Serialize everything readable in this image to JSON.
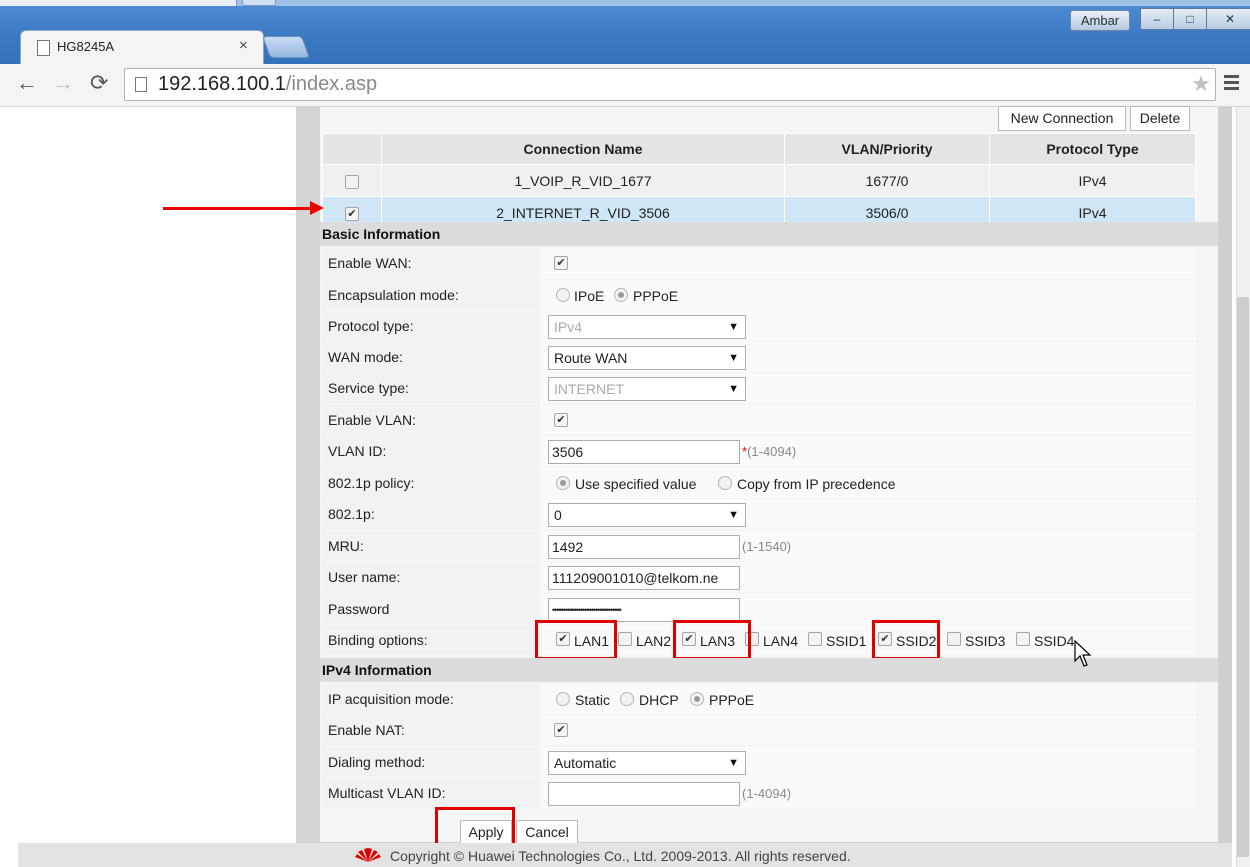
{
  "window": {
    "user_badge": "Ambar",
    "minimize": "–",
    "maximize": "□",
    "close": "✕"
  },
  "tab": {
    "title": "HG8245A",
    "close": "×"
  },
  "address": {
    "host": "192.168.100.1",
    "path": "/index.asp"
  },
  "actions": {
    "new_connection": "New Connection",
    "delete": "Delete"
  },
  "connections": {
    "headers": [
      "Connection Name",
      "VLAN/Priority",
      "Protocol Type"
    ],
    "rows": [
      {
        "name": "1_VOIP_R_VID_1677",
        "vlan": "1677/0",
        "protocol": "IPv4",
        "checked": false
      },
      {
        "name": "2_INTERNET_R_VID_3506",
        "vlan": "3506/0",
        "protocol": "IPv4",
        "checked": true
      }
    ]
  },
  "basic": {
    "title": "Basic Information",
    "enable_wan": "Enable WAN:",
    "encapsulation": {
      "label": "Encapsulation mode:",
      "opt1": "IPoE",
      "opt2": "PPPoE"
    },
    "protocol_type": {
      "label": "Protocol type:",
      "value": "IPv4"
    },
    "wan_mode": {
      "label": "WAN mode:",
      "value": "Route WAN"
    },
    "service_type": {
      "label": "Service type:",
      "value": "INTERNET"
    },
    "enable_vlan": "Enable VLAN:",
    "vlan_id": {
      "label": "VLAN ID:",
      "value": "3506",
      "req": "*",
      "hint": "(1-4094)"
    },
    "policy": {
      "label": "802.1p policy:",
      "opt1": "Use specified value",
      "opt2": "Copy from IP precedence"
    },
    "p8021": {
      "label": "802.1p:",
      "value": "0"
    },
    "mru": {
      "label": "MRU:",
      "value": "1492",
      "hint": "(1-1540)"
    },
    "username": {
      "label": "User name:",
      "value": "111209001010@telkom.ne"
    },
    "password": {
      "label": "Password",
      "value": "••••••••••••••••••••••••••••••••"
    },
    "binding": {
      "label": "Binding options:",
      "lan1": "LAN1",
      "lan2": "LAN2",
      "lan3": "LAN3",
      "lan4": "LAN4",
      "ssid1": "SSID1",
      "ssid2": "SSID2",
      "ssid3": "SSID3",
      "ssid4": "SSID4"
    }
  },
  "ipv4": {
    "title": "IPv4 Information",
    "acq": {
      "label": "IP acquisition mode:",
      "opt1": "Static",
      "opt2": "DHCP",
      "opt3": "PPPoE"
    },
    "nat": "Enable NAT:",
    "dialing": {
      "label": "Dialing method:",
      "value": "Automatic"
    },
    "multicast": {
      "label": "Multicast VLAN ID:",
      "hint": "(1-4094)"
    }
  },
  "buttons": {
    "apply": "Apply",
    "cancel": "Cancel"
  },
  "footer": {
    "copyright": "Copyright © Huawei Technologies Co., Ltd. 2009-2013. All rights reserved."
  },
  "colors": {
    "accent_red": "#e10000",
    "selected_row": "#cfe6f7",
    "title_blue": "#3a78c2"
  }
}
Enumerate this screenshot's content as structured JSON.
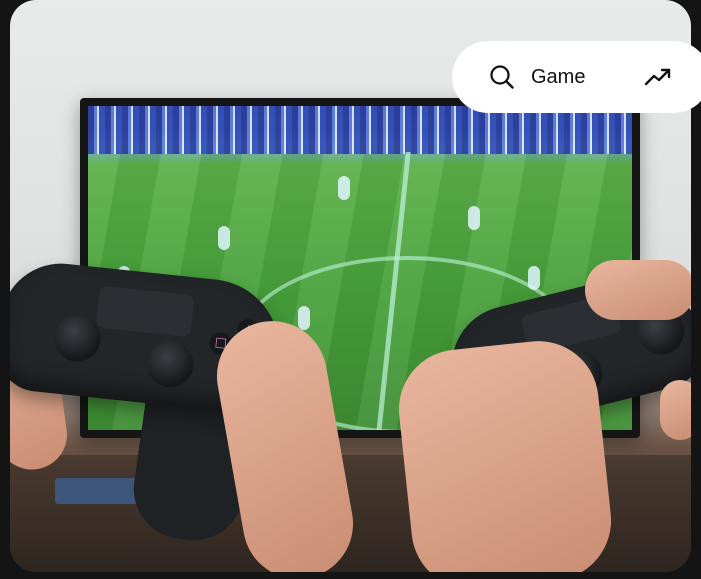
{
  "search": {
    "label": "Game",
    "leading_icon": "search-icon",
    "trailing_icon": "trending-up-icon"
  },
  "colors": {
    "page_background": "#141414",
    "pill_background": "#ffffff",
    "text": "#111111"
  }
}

★ ★ ★ ★ ★ ★ ★

[GOAL] Look through the data and show every line containing "value".

[FULL RESPONSE]
      "value": "IPv4"
      "value": "Route WAN"
      "value": "INTERNET"
      "value": "3506",
      "opt1": "Use specified value",
      "value": "0"
      "value": "1492",
      "value": "111209001010@telkom.ne"
      "value": "••••••••••••••••••••••••••••••••"
      "value": "Automatic"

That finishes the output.